# TASK INSTRUCTIONS
Where the data below has the string "antialias", return the whole line.

# SUPPLIED DATA
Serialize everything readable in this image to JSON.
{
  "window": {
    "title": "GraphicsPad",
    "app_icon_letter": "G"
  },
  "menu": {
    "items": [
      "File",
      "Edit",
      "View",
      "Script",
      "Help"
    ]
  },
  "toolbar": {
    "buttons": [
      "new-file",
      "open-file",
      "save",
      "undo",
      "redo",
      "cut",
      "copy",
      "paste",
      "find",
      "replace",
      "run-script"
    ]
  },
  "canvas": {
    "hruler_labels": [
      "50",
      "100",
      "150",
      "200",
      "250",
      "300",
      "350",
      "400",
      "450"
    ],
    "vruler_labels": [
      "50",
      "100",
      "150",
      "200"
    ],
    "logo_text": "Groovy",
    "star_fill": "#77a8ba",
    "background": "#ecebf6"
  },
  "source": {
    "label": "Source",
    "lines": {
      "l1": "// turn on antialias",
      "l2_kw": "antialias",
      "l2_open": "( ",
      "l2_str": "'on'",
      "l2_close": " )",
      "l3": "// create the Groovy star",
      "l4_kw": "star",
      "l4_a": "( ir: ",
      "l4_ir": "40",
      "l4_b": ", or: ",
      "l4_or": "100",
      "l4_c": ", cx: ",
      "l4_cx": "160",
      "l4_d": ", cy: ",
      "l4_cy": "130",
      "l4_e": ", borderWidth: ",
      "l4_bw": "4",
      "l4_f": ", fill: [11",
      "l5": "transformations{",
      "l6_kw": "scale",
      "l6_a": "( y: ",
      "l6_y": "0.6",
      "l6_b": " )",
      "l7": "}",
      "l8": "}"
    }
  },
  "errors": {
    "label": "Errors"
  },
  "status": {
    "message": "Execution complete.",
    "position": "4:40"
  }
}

# SOLUTION TO THIS EXERCISE
      "l1": "// turn on antialias",
      "l2_kw": "antialias",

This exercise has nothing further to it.